→ Short problem
Give the listing again in full, exactly as written.

- - -

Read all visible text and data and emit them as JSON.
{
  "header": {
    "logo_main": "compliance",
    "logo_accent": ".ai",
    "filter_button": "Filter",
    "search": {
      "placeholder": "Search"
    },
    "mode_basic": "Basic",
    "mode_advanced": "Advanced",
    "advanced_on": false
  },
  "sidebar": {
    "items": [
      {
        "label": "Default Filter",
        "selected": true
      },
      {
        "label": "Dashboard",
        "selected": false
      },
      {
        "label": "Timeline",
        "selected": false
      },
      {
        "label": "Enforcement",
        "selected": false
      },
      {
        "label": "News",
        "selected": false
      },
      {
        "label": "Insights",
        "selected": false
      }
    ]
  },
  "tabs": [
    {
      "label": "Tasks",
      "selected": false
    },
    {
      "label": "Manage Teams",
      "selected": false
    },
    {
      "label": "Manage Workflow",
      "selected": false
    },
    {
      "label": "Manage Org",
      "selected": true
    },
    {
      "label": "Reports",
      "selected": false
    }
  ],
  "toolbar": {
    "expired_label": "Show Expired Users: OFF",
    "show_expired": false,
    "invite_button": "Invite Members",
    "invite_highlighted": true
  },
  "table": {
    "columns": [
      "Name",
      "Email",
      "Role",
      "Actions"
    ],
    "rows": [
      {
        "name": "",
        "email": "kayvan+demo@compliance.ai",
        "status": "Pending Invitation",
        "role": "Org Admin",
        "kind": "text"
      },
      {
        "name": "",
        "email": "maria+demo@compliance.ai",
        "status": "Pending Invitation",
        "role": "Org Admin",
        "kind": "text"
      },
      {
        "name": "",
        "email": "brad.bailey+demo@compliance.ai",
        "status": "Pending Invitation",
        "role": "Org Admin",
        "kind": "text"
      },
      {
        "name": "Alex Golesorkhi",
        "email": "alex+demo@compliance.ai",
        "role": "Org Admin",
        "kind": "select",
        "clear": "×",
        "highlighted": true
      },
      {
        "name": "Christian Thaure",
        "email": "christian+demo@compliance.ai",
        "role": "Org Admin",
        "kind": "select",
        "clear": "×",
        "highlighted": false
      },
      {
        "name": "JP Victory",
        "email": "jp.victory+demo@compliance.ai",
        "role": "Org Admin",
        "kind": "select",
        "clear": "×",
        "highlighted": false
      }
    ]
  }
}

- - -

→ Exercise solution
Read all visible text and data and emit them as JSON.
{
  "header": {
    "logo_main": "compliance",
    "logo_accent": ".ai",
    "filter_button": "Filter",
    "search": {
      "placeholder": "Search"
    },
    "mode_basic": "Basic",
    "mode_advanced": "Advanced",
    "advanced_on": false
  },
  "sidebar": {
    "items": [
      {
        "label": "Default Filter",
        "selected": true
      },
      {
        "label": "Dashboard",
        "selected": false
      },
      {
        "label": "Timeline",
        "selected": false
      },
      {
        "label": "Enforcement",
        "selected": false
      },
      {
        "label": "News",
        "selected": false
      },
      {
        "label": "Insights",
        "selected": false
      }
    ]
  },
  "tabs": [
    {
      "label": "Tasks",
      "selected": false
    },
    {
      "label": "Manage Teams",
      "selected": false
    },
    {
      "label": "Manage Workflow",
      "selected": false
    },
    {
      "label": "Manage Org",
      "selected": true
    },
    {
      "label": "Reports",
      "selected": false
    }
  ],
  "toolbar": {
    "expired_label": "Show Expired Users: OFF",
    "show_expired": false,
    "invite_button": "Invite Members",
    "invite_highlighted": true
  },
  "table": {
    "columns": [
      "Name",
      "Email",
      "Role",
      "Actions"
    ],
    "rows": [
      {
        "name": "",
        "email": "kayvan+demo@compliance.ai",
        "status": "Pending Invitation",
        "role": "Org Admin",
        "kind": "text"
      },
      {
        "name": "",
        "email": "maria+demo@compliance.ai",
        "status": "Pending Invitation",
        "role": "Org Admin",
        "kind": "text"
      },
      {
        "name": "",
        "email": "brad.bailey+demo@compliance.ai",
        "status": "Pending Invitation",
        "role": "Org Admin",
        "kind": "text"
      },
      {
        "name": "Alex Golesorkhi",
        "email": "alex+demo@compliance.ai",
        "role": "Org Admin",
        "kind": "select",
        "clear": "×",
        "highlighted": true
      },
      {
        "name": "Christian Thaure",
        "email": "christian+demo@compliance.ai",
        "role": "Org Admin",
        "kind": "select",
        "clear": "×",
        "highlighted": false
      },
      {
        "name": "JP Victory",
        "email": "jp.victory+demo@compliance.ai",
        "role": "Org Admin",
        "kind": "select",
        "clear": "×",
        "highlighted": false
      }
    ]
  }
}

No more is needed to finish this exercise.